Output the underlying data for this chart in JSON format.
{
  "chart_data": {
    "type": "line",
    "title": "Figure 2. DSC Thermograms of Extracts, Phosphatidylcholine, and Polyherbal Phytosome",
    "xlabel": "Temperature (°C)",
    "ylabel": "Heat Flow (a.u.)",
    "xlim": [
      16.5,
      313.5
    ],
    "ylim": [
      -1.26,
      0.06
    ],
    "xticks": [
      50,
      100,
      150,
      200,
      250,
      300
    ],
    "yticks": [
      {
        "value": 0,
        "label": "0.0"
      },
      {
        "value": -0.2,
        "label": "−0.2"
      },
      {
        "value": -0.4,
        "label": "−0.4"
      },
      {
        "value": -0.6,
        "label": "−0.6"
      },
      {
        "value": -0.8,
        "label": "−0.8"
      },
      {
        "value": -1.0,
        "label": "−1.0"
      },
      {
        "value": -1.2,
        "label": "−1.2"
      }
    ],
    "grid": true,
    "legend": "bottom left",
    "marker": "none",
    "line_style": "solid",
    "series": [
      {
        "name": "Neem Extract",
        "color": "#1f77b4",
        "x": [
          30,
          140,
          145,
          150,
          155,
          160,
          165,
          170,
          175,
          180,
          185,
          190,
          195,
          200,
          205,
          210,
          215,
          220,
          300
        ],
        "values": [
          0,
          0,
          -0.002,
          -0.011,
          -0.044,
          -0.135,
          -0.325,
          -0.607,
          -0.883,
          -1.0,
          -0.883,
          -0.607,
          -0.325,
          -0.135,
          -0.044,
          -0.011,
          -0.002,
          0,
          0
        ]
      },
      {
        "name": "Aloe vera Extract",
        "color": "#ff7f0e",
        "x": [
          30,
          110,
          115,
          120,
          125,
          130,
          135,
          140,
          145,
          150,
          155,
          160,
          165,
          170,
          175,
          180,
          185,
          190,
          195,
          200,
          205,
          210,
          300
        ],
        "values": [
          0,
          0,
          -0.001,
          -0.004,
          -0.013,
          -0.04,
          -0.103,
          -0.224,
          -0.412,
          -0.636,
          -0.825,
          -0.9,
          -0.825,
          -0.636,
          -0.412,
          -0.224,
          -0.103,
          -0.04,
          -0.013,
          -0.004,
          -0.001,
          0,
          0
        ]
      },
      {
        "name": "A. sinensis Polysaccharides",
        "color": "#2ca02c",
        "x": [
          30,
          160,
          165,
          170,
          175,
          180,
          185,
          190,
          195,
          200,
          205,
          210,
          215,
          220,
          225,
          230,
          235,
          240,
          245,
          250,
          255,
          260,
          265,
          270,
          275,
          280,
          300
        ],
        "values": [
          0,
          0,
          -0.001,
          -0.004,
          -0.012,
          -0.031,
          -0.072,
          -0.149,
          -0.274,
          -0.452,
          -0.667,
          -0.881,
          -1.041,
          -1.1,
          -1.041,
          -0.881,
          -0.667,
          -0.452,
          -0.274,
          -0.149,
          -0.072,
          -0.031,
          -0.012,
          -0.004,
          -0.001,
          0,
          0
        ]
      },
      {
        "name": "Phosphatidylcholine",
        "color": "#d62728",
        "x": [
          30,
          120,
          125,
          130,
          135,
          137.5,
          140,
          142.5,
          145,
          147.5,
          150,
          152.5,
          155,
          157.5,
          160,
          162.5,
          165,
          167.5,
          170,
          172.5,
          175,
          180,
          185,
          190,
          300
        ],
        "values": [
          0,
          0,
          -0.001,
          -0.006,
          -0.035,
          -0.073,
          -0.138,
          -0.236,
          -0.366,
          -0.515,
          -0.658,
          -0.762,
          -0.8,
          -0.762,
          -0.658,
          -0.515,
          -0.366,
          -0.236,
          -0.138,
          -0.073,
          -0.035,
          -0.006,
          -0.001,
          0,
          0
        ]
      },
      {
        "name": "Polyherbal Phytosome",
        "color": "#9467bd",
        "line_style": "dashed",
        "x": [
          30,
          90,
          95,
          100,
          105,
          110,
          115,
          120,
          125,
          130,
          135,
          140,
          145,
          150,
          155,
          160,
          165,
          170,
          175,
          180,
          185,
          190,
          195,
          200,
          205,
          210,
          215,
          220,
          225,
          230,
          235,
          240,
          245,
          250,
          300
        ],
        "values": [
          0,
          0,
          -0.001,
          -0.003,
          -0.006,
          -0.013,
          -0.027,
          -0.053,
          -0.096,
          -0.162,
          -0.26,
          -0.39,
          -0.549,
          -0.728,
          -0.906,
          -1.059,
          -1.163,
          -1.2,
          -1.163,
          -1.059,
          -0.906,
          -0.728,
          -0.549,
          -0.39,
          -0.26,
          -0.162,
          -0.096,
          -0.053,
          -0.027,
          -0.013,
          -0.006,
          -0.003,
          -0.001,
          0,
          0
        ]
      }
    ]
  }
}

= = = =

## SET TASK
Repeat all of the records above exactly as written.

## ANSWER IN FULL
Output the underlying data for this chart in JSON format.
{
  "chart_data": {
    "type": "line",
    "title": "Figure 2. DSC Thermograms of Extracts, Phosphatidylcholine, and Polyherbal Phytosome",
    "xlabel": "Temperature (°C)",
    "ylabel": "Heat Flow (a.u.)",
    "xlim": [
      16.5,
      313.5
    ],
    "ylim": [
      -1.26,
      0.06
    ],
    "xticks": [
      50,
      100,
      150,
      200,
      250,
      300
    ],
    "yticks": [
      {
        "value": 0,
        "label": "0.0"
      },
      {
        "value": -0.2,
        "label": "−0.2"
      },
      {
        "value": -0.4,
        "label": "−0.4"
      },
      {
        "value": -0.6,
        "label": "−0.6"
      },
      {
        "value": -0.8,
        "label": "−0.8"
      },
      {
        "value": -1.0,
        "label": "−1.0"
      },
      {
        "value": -1.2,
        "label": "−1.2"
      }
    ],
    "grid": true,
    "legend": "bottom left",
    "marker": "none",
    "line_style": "solid",
    "series": [
      {
        "name": "Neem Extract",
        "color": "#1f77b4",
        "x": [
          30,
          140,
          145,
          150,
          155,
          160,
          165,
          170,
          175,
          180,
          185,
          190,
          195,
          200,
          205,
          210,
          215,
          220,
          300
        ],
        "values": [
          0,
          0,
          -0.002,
          -0.011,
          -0.044,
          -0.135,
          -0.325,
          -0.607,
          -0.883,
          -1.0,
          -0.883,
          -0.607,
          -0.325,
          -0.135,
          -0.044,
          -0.011,
          -0.002,
          0,
          0
        ]
      },
      {
        "name": "Aloe vera Extract",
        "color": "#ff7f0e",
        "x": [
          30,
          110,
          115,
          120,
          125,
          130,
          135,
          140,
          145,
          150,
          155,
          160,
          165,
          170,
          175,
          180,
          185,
          190,
          195,
          200,
          205,
          210,
          300
        ],
        "values": [
          0,
          0,
          -0.001,
          -0.004,
          -0.013,
          -0.04,
          -0.103,
          -0.224,
          -0.412,
          -0.636,
          -0.825,
          -0.9,
          -0.825,
          -0.636,
          -0.412,
          -0.224,
          -0.103,
          -0.04,
          -0.013,
          -0.004,
          -0.001,
          0,
          0
        ]
      },
      {
        "name": "A. sinensis Polysaccharides",
        "color": "#2ca02c",
        "x": [
          30,
          160,
          165,
          170,
          175,
          180,
          185,
          190,
          195,
          200,
          205,
          210,
          215,
          220,
          225,
          230,
          235,
          240,
          245,
          250,
          255,
          260,
          265,
          270,
          275,
          280,
          300
        ],
        "values": [
          0,
          0,
          -0.001,
          -0.004,
          -0.012,
          -0.031,
          -0.072,
          -0.149,
          -0.274,
          -0.452,
          -0.667,
          -0.881,
          -1.041,
          -1.1,
          -1.041,
          -0.881,
          -0.667,
          -0.452,
          -0.274,
          -0.149,
          -0.072,
          -0.031,
          -0.012,
          -0.004,
          -0.001,
          0,
          0
        ]
      },
      {
        "name": "Phosphatidylcholine",
        "color": "#d62728",
        "x": [
          30,
          120,
          125,
          130,
          135,
          137.5,
          140,
          142.5,
          145,
          147.5,
          150,
          152.5,
          155,
          157.5,
          160,
          162.5,
          165,
          167.5,
          170,
          172.5,
          175,
          180,
          185,
          190,
          300
        ],
        "values": [
          0,
          0,
          -0.001,
          -0.006,
          -0.035,
          -0.073,
          -0.138,
          -0.236,
          -0.366,
          -0.515,
          -0.658,
          -0.762,
          -0.8,
          -0.762,
          -0.658,
          -0.515,
          -0.366,
          -0.236,
          -0.138,
          -0.073,
          -0.035,
          -0.006,
          -0.001,
          0,
          0
        ]
      },
      {
        "name": "Polyherbal Phytosome",
        "color": "#9467bd",
        "line_style": "dashed",
        "x": [
          30,
          90,
          95,
          100,
          105,
          110,
          115,
          120,
          125,
          130,
          135,
          140,
          145,
          150,
          155,
          160,
          165,
          170,
          175,
          180,
          185,
          190,
          195,
          200,
          205,
          210,
          215,
          220,
          225,
          230,
          235,
          240,
          245,
          250,
          300
        ],
        "values": [
          0,
          0,
          -0.001,
          -0.003,
          -0.006,
          -0.013,
          -0.027,
          -0.053,
          -0.096,
          -0.162,
          -0.26,
          -0.39,
          -0.549,
          -0.728,
          -0.906,
          -1.059,
          -1.163,
          -1.2,
          -1.163,
          -1.059,
          -0.906,
          -0.728,
          -0.549,
          -0.39,
          -0.26,
          -0.162,
          -0.096,
          -0.053,
          -0.027,
          -0.013,
          -0.006,
          -0.003,
          -0.001,
          0,
          0
        ]
      }
    ]
  }
}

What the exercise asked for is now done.